Figure record extracts
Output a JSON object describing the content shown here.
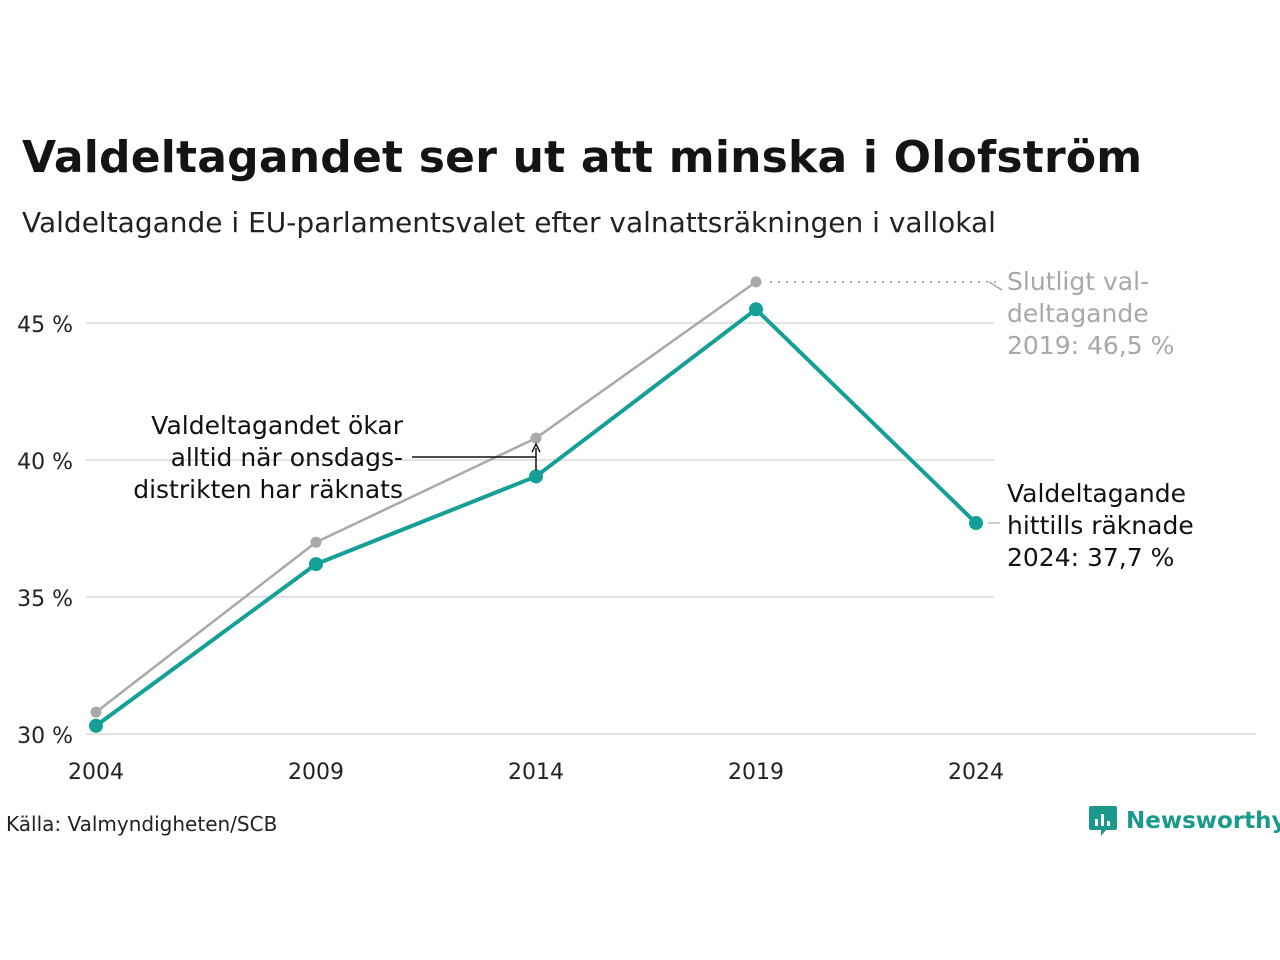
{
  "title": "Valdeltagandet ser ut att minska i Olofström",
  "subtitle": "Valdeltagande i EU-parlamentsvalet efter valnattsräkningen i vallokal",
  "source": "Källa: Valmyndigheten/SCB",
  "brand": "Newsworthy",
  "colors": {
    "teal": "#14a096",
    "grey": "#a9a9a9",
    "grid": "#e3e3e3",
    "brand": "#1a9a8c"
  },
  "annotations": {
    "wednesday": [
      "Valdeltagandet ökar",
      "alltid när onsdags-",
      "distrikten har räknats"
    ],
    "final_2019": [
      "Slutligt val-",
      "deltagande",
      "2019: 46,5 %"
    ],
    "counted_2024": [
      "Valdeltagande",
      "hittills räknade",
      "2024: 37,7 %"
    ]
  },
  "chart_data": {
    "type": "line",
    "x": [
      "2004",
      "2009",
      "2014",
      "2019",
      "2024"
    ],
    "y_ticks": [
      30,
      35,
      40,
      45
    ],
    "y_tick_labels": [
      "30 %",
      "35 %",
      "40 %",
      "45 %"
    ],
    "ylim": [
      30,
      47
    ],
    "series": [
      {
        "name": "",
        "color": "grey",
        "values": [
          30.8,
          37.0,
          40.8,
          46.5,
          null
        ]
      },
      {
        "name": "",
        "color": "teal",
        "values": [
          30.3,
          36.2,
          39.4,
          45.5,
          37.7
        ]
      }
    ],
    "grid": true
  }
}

Exercise description: Copy each line that holds the word "Valdeltagandet".

Expected answer:
  "title": "Valdeltagandet ser ut att minska i Olofström",
      "Valdeltagandet ökar",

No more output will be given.